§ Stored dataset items
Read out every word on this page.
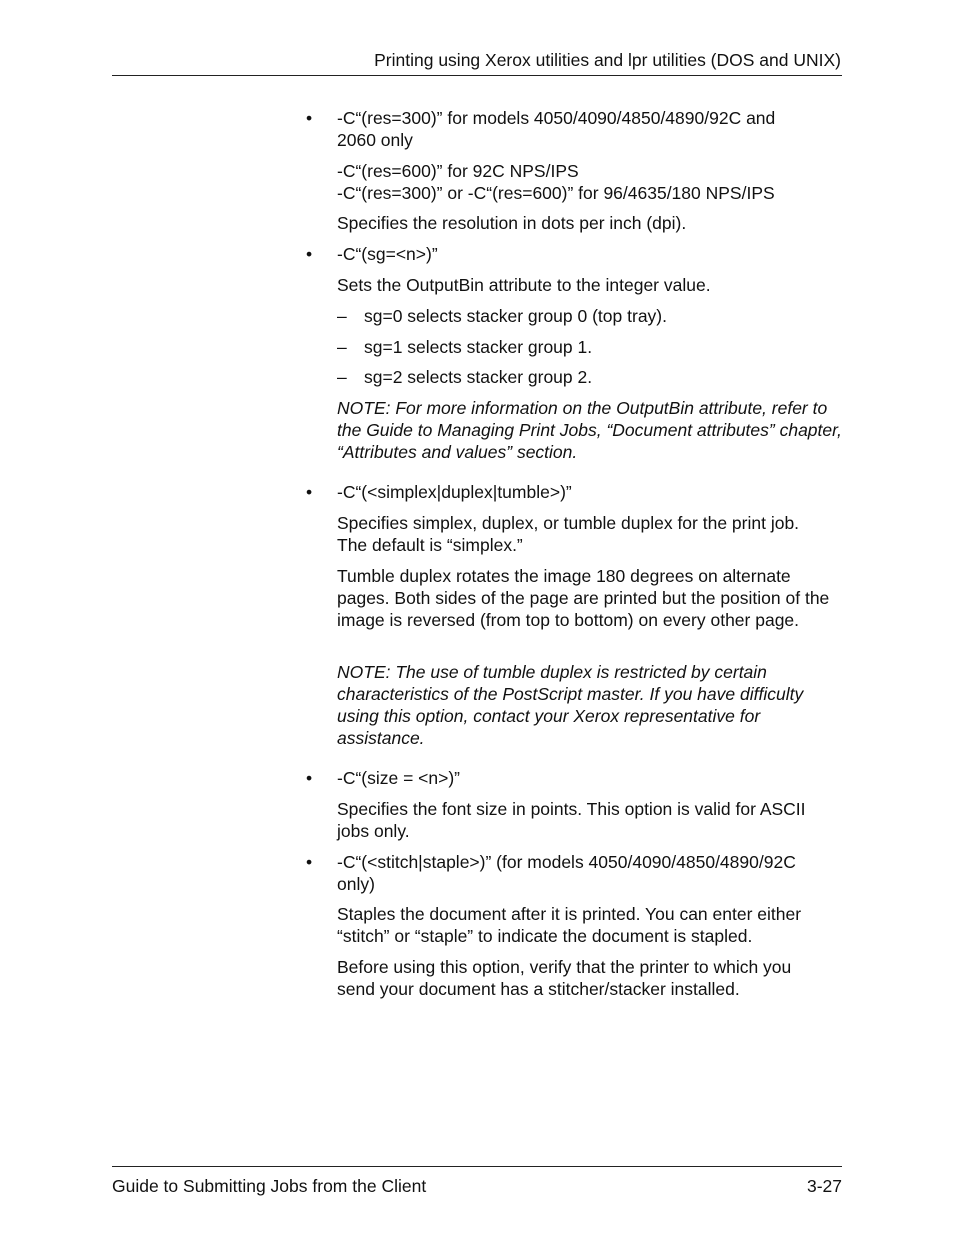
Printing using Xerox utilities and lpr utilities (DOS and UNIX)
• -C“(res=300)” for models 4050/4090/4850/4890/92C and 2060 only
-C“(res=600)” for 92C NPS/IPS
-C“(res=300)” or -C“(res=600)” for 96/4635/180 NPS/IPS
Specifies the resolution in dots per inch (dpi).
• -C“(sg=<n>)”
Sets the OutputBin attribute to the integer value.
– sg=0 selects stacker group 0 (top tray).
– sg=1 selects stacker group 1.
– sg=2 selects stacker group 2.
NOTE: For more information on the OutputBin attribute, refer to the Guide to Managing Print Jobs, “Document attributes” chapter, “Attributes and values” section.
• -C“(<simplex|duplex|tumble>)”
Specifies simplex, duplex, or tumble duplex for the print job. The default is “simplex.”
Tumble duplex rotates the image 180 degrees on alternate pages. Both sides of the page are printed but the position of the image is reversed (from top to bottom) on every other page.
NOTE: The use of tumble duplex is restricted by certain characteristics of the PostScript master. If you have difficulty using this option, contact your Xerox representative for assistance.
• -C“(size = <n>)”
Specifies the font size in points. This option is valid for ASCII jobs only.
• -C“(<stitch|staple>)” (for models 4050/4090/4850/4890/92C only)
Staples the document after it is printed. You can enter either “stitch” or “staple” to indicate the document is stapled.
Before using this option, verify that the printer to which you send your document has a stitcher/stacker installed.
Guide to Submitting Jobs from the Client	3-27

§ WRITTEN EXERCISE
Reproduce the material above in full and without alteration, but skip all pictures.

§ RESULT FOR THIS TASK
Read out every word on this page.
Printing using Xerox utilities and lpr utilities (DOS and UNIX)
• -C“(res=300)” for models 4050/4090/4850/4890/92C and 2060 only
-C“(res=600)” for 92C NPS/IPS
-C“(res=300)” or -C“(res=600)” for 96/4635/180 NPS/IPS
Specifies the resolution in dots per inch (dpi).
• -C“(sg=<n>)”
Sets the OutputBin attribute to the integer value.
– sg=0 selects stacker group 0 (top tray).
– sg=1 selects stacker group 1.
– sg=2 selects stacker group 2.
NOTE: For more information on the OutputBin attribute, refer to the Guide to Managing Print Jobs, “Document attributes” chapter, “Attributes and values” section.
• -C“(<simplex|duplex|tumble>)”
Specifies simplex, duplex, or tumble duplex for the print job. The default is “simplex.”
Tumble duplex rotates the image 180 degrees on alternate pages. Both sides of the page are printed but the position of the image is reversed (from top to bottom) on every other page.
NOTE: The use of tumble duplex is restricted by certain characteristics of the PostScript master. If you have difficulty using this option, contact your Xerox representative for assistance.
• -C“(size = <n>)”
Specifies the font size in points. This option is valid for ASCII jobs only.
• -C“(<stitch|staple>)” (for models 4050/4090/4850/4890/92C only)
Staples the document after it is printed. You can enter either “stitch” or “staple” to indicate the document is stapled.
Before using this option, verify that the printer to which you send your document has a stitcher/stacker installed.
Guide to Submitting Jobs from the Client	3-27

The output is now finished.